*Supplied data*

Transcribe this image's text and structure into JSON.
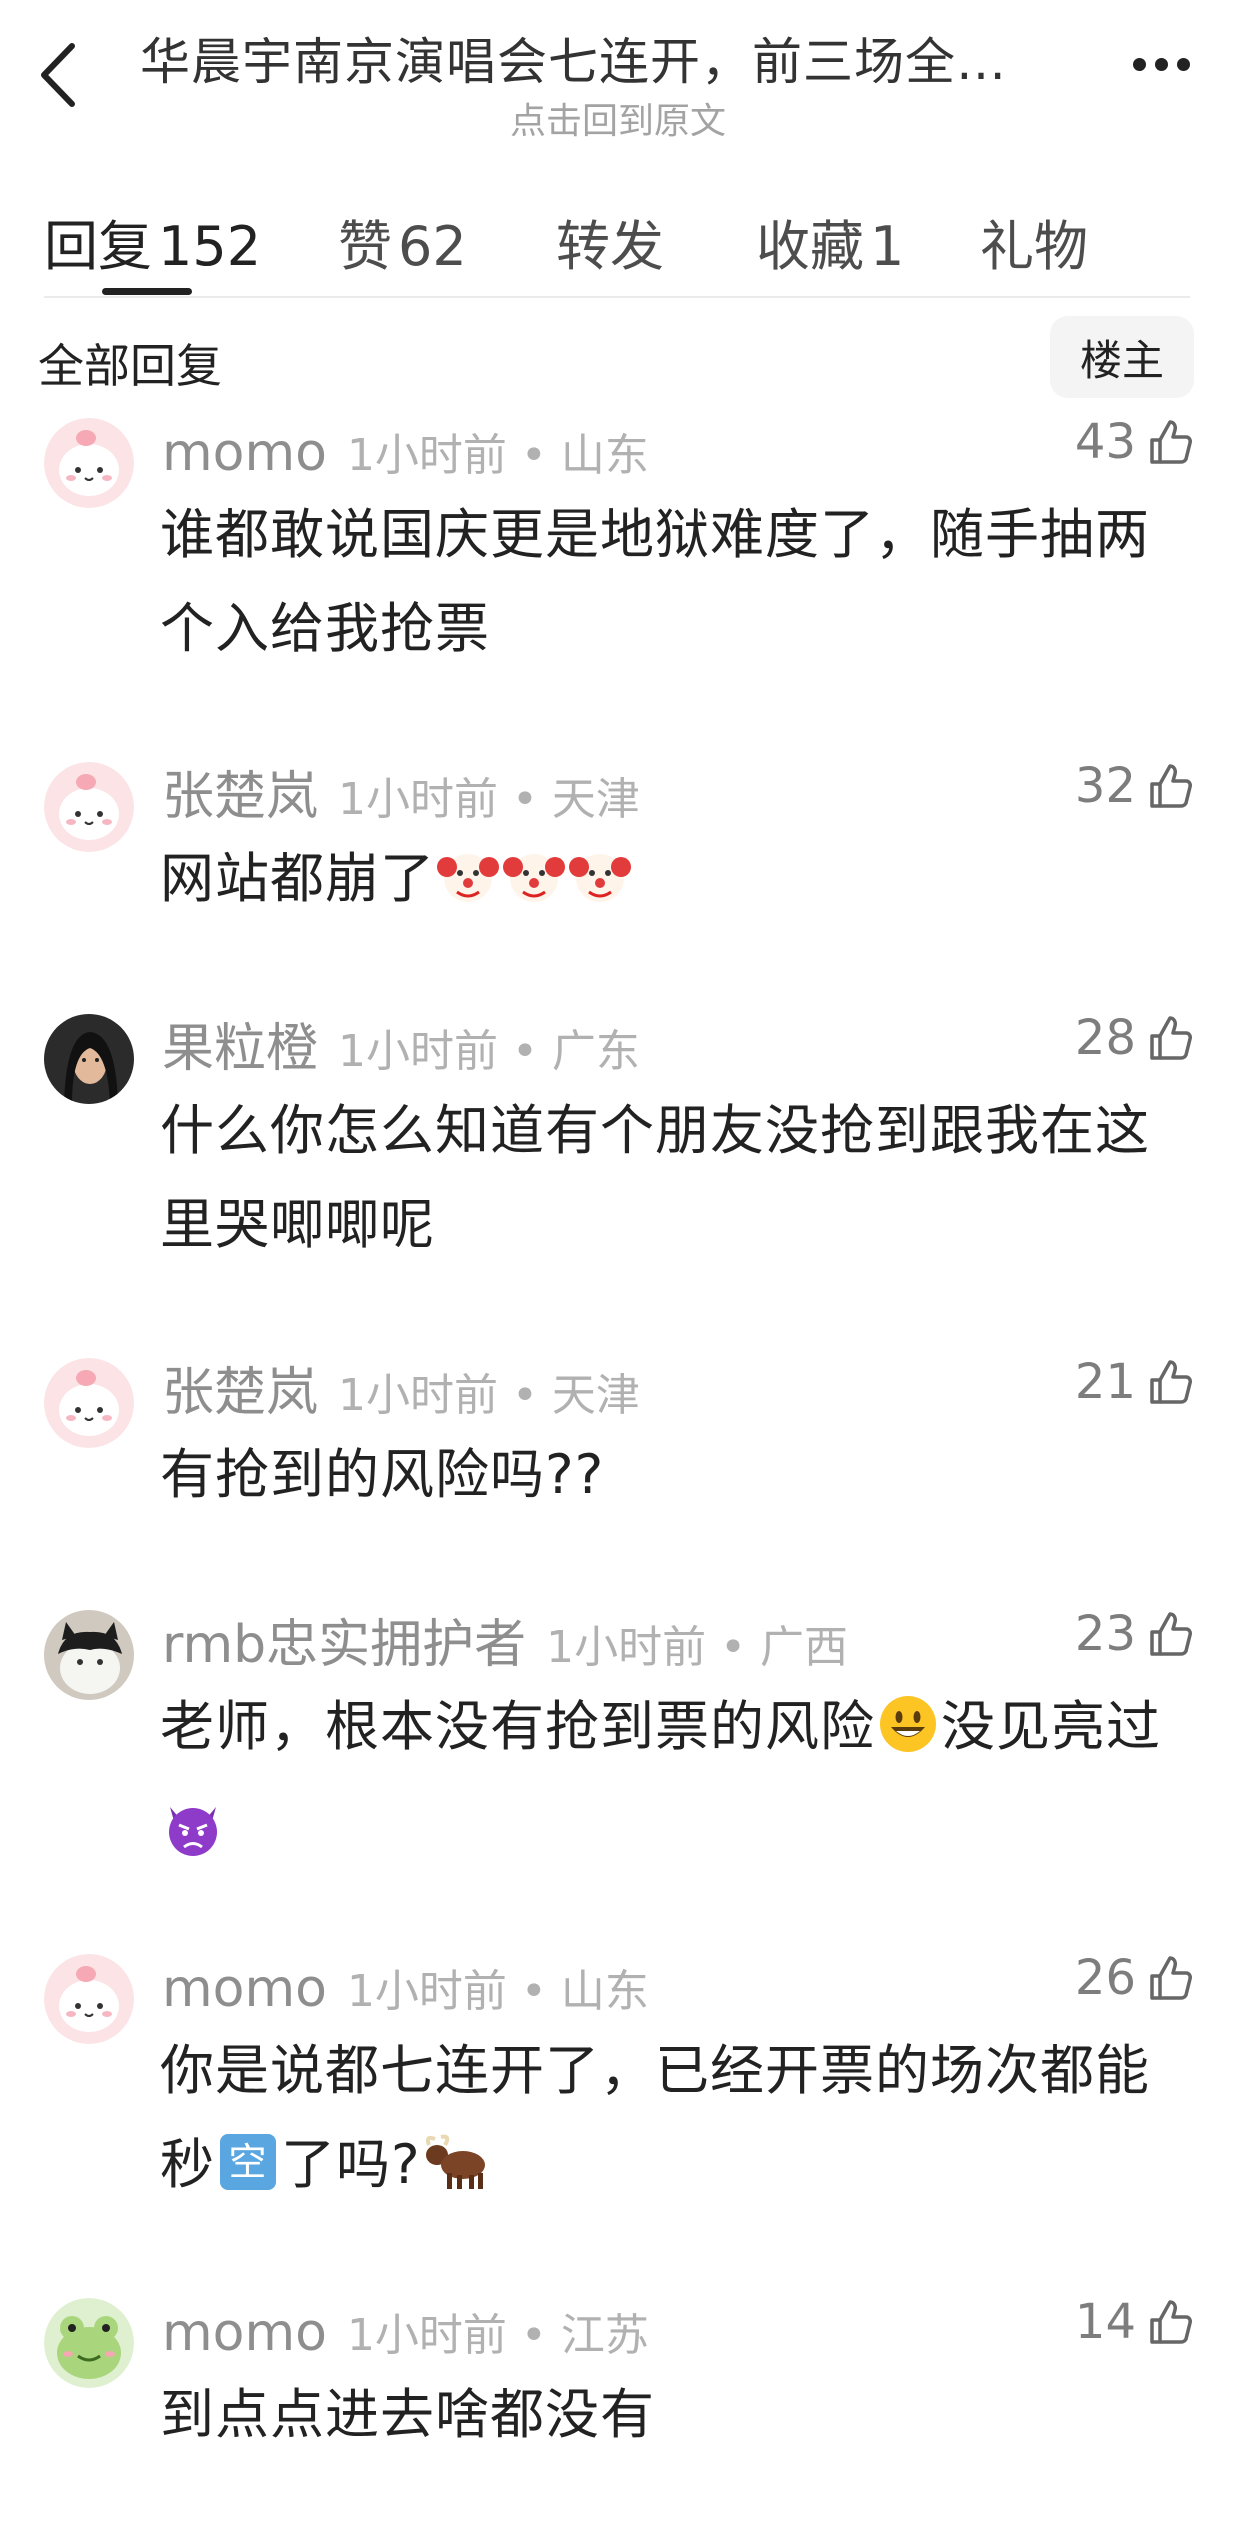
{
  "header": {
    "title": "华晨宇南京演唱会七连开，前三场全…",
    "subtitle": "点击回到原文"
  },
  "tabs": [
    {
      "label": "回复",
      "count": "152"
    },
    {
      "label": "赞",
      "count": "62"
    },
    {
      "label": "转发",
      "count": ""
    },
    {
      "label": "收藏",
      "count": "1"
    },
    {
      "label": "礼物",
      "count": ""
    }
  ],
  "filter": {
    "label": "全部回复",
    "host_button": "楼主"
  },
  "comments": [
    {
      "user": "momo",
      "time_location": "1小时前 • 山东",
      "likes": "43",
      "avatar": "pink-bunny-avatar",
      "segments": [
        "谁都敢说国庆更是地狱难度了，随手抽两个入给我抢票"
      ]
    },
    {
      "user": "张楚岚",
      "time_location": "1小时前 • 天津",
      "likes": "32",
      "avatar": "pink-bunny-avatar",
      "segments": [
        "网站都崩了"
      ],
      "emojis": [
        "clown-emoji",
        "clown-emoji",
        "clown-emoji"
      ]
    },
    {
      "user": "果粒橙",
      "time_location": "1小时前 • 广东",
      "likes": "28",
      "avatar": "photo-portrait-avatar",
      "segments": [
        "什么你怎么知道有个朋友没抢到跟我在这里哭唧唧呢"
      ]
    },
    {
      "user": "张楚岚",
      "time_location": "1小时前 • 天津",
      "likes": "21",
      "avatar": "pink-bunny-avatar",
      "segments": [
        "有抢到的风险吗??"
      ]
    },
    {
      "user": "rmb忠实拥护者",
      "time_location": "1小时前 • 广西",
      "likes": "23",
      "avatar": "cat-photo-avatar",
      "segments": [
        "老师，根本没有抢到票的风险",
        "没见亮过"
      ],
      "emojis": [
        "smiley-emoji",
        "angry-devil-emoji"
      ]
    },
    {
      "user": "momo",
      "time_location": "1小时前 • 山东",
      "likes": "26",
      "avatar": "pink-bunny-avatar",
      "segments": [
        "你是说都七连开了，已经开票的场次都能秒",
        "了吗?"
      ],
      "emojis": [
        "kong-square-emoji",
        "ox-emoji"
      ],
      "emoji_text": "空"
    },
    {
      "user": "momo",
      "time_location": "1小时前 • 江苏",
      "likes": "14",
      "avatar": "green-frog-avatar",
      "segments": [
        "到点点进去啥都没有"
      ]
    }
  ],
  "colors": {
    "text": "#222222",
    "meta": "#8e8e8e",
    "time": "#b1b1b1",
    "divider": "#ebebeb"
  }
}
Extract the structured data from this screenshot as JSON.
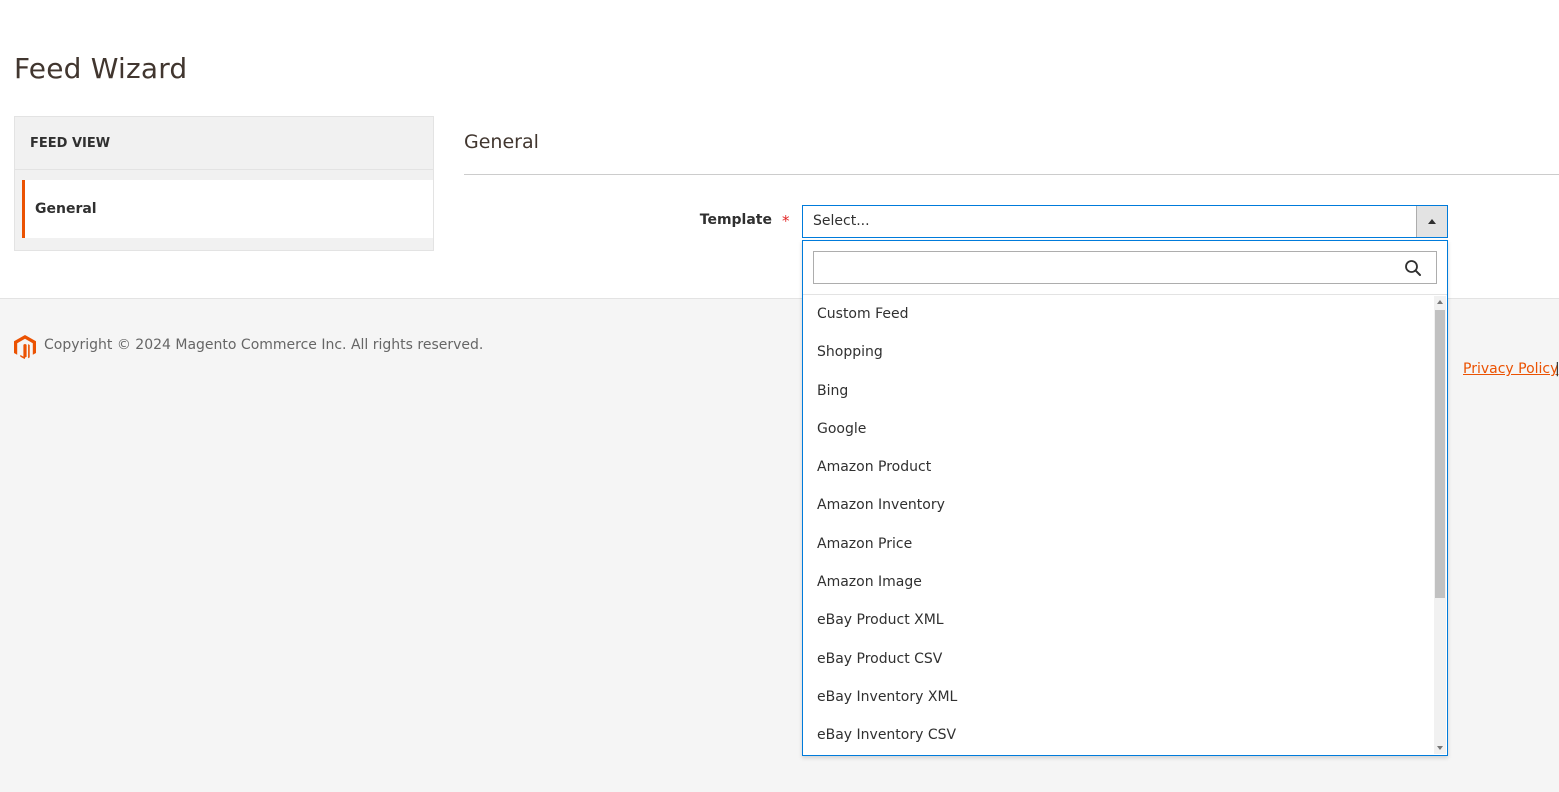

*Directions for this task*
From the records, copy every line that has the string "label" in it.

*Written solution*
      "label": "回复",
      "label": "赞",
      "label": "转发",
      "label": "收藏",
      "label": "礼物",
    "label": "全部回复",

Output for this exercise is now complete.